» Exercise:
Every record below, from first to last: print it exactly as shown.

(Dataset records of page text)

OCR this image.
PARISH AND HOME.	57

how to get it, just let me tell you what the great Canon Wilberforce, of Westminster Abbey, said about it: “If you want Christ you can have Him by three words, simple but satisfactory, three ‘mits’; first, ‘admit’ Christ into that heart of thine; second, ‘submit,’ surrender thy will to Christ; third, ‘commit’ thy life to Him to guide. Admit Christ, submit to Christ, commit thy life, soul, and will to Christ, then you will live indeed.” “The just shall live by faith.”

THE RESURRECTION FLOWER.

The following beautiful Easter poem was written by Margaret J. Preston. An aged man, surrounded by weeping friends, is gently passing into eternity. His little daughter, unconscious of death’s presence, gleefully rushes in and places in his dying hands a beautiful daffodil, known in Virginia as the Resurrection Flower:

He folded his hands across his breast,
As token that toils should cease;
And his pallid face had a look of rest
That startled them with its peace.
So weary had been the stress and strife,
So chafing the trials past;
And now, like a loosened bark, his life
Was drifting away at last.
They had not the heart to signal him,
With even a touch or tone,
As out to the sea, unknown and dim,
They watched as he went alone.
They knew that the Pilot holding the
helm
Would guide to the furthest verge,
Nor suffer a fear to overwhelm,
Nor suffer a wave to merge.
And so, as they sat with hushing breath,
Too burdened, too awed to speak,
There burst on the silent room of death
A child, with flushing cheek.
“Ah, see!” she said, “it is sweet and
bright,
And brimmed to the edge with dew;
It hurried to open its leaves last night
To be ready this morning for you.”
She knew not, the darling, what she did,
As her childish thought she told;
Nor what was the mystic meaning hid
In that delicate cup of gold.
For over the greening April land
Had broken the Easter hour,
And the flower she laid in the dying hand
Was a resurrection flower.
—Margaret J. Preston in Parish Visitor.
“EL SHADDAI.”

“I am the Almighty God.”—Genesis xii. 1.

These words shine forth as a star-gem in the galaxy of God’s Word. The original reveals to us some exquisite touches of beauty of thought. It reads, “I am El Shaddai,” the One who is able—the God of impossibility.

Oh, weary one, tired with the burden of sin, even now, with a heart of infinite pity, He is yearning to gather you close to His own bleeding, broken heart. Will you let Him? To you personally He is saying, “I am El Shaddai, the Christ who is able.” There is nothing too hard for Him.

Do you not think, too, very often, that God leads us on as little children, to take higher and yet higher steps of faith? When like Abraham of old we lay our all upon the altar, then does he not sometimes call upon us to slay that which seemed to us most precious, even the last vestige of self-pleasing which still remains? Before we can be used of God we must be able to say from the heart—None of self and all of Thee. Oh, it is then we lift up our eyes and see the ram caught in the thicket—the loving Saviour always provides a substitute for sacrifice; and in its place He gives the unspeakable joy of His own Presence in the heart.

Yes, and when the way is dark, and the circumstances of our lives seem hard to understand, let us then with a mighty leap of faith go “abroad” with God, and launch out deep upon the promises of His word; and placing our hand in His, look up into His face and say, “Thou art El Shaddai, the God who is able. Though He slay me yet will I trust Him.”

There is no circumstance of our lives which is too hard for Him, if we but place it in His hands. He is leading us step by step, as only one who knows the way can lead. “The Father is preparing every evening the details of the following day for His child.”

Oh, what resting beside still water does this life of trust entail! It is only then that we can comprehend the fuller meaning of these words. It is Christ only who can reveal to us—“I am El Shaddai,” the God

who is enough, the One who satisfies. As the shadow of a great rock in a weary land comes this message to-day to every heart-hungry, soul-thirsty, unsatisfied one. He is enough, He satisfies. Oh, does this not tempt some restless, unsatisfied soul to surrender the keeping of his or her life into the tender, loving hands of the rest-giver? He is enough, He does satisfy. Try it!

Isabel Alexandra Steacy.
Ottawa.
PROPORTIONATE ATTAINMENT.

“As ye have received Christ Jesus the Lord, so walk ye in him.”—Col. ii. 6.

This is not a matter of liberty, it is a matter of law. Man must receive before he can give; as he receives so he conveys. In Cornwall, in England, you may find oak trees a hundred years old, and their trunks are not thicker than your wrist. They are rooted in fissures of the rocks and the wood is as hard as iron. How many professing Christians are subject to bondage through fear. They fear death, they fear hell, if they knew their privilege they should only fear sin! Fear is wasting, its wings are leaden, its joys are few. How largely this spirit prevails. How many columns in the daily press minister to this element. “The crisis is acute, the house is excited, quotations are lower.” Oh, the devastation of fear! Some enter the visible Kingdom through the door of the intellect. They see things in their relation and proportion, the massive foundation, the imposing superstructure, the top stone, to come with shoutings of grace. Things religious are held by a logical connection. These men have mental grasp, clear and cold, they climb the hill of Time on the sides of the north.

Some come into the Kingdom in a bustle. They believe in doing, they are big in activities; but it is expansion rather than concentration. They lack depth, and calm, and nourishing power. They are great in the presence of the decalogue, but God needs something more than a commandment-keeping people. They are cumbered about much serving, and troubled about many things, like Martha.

» Output of the task:
OCR this image.
PARISH AND HOME.	57

how to get it, just let me tell you what the great Canon Wilberforce, of Westminster Abbey, said about it: “If you want Christ you can have Him by three words, simple but satisfactory, three ‘mits’; first, ‘admit’ Christ into that heart of thine; second, ‘submit,’ surrender thy will to Christ; third, ‘commit’ thy life to Him to guide. Admit Christ, submit to Christ, commit thy life, soul, and will to Christ, then you will live indeed.” “The just shall live by faith.”

THE RESURRECTION FLOWER.

The following beautiful Easter poem was written by Margaret J. Preston. An aged man, surrounded by weeping friends, is gently passing into eternity. His little daughter, unconscious of death’s presence, gleefully rushes in and places in his dying hands a beautiful daffodil, known in Virginia as the Resurrection Flower:

He folded his hands across his breast,
As token that toils should cease;
And his pallid face had a look of rest
That startled them with its peace.
So weary had been the stress and strife,
So chafing the trials past;
And now, like a loosened bark, his life
Was drifting away at last.
They had not the heart to signal him,
With even a touch or tone,
As out to the sea, unknown and dim,
They watched as he went alone.
They knew that the Pilot holding the
helm
Would guide to the furthest verge,
Nor suffer a fear to overwhelm,
Nor suffer a wave to merge.
And so, as they sat with hushing breath,
Too burdened, too awed to speak,
There burst on the silent room of death
A child, with flushing cheek.
“Ah, see!” she said, “it is sweet and
bright,
And brimmed to the edge with dew;
It hurried to open its leaves last night
To be ready this morning for you.”
She knew not, the darling, what she did,
As her childish thought she told;
Nor what was the mystic meaning hid
In that delicate cup of gold.
For over the greening April land
Had broken the Easter hour,
And the flower she laid in the dying hand
Was a resurrection flower.
—Margaret J. Preston in Parish Visitor.
“EL SHADDAI.”

“I am the Almighty God.”—Genesis xii. 1.

These words shine forth as a star-gem in the galaxy of God’s Word. The original reveals to us some exquisite touches of beauty of thought. It reads, “I am El Shaddai,” the One who is able—the God of impossibility.

Oh, weary one, tired with the burden of sin, even now, with a heart of infinite pity, He is yearning to gather you close to His own bleeding, broken heart. Will you let Him? To you personally He is saying, “I am El Shaddai, the Christ who is able.” There is nothing too hard for Him.

Do you not think, too, very often, that God leads us on as little children, to take higher and yet higher steps of faith? When like Abraham of old we lay our all upon the altar, then does he not sometimes call upon us to slay that which seemed to us most precious, even the last vestige of self-pleasing which still remains? Before we can be used of God we must be able to say from the heart—None of self and all of Thee. Oh, it is then we lift up our eyes and see the ram caught in the thicket—the loving Saviour always provides a substitute for sacrifice; and in its place He gives the unspeakable joy of His own Presence in the heart.

Yes, and when the way is dark, and the circumstances of our lives seem hard to understand, let us then with a mighty leap of faith go “abroad” with God, and launch out deep upon the promises of His word; and placing our hand in His, look up into His face and say, “Thou art El Shaddai, the God who is able. Though He slay me yet will I trust Him.”

There is no circumstance of our lives which is too hard for Him, if we but place it in His hands. He is leading us step by step, as only one who knows the way can lead. “The Father is preparing every evening the details of the following day for His child.”

Oh, what resting beside still water does this life of trust entail! It is only then that we can comprehend the fuller meaning of these words. It is Christ only who can reveal to us—“I am El Shaddai,” the God

who is enough, the One who satisfies. As the shadow of a great rock in a weary land comes this message to-day to every heart-hungry, soul-thirsty, unsatisfied one. He is enough, He satisfies. Oh, does this not tempt some restless, unsatisfied soul to surrender the keeping of his or her life into the tender, loving hands of the rest-giver? He is enough, He does satisfy. Try it!

Isabel Alexandra Steacy.
Ottawa.
PROPORTIONATE ATTAINMENT.

“As ye have received Christ Jesus the Lord, so walk ye in him.”—Col. ii. 6.

This is not a matter of liberty, it is a matter of law. Man must receive before he can give; as he receives so he conveys. In Cornwall, in England, you may find oak trees a hundred years old, and their trunks are not thicker than your wrist. They are rooted in fissures of the rocks and the wood is as hard as iron. How many professing Christians are subject to bondage through fear. They fear death, they fear hell, if they knew their privilege they should only fear sin! Fear is wasting, its wings are leaden, its joys are few. How largely this spirit prevails. How many columns in the daily press minister to this element. “The crisis is acute, the house is excited, quotations are lower.” Oh, the devastation of fear! Some enter the visible Kingdom through the door of the intellect. They see things in their relation and proportion, the massive foundation, the imposing superstructure, the top stone, to come with shoutings of grace. Things religious are held by a logical connection. These men have mental grasp, clear and cold, they climb the hill of Time on the sides of the north.

Some come into the Kingdom in a bustle. They believe in doing, they are big in activities; but it is expansion rather than concentration. They lack depth, and calm, and nourishing power. They are great in the presence of the decalogue, but God needs something more than a commandment-keeping people. They are cumbered about much serving, and troubled about many things, like Martha.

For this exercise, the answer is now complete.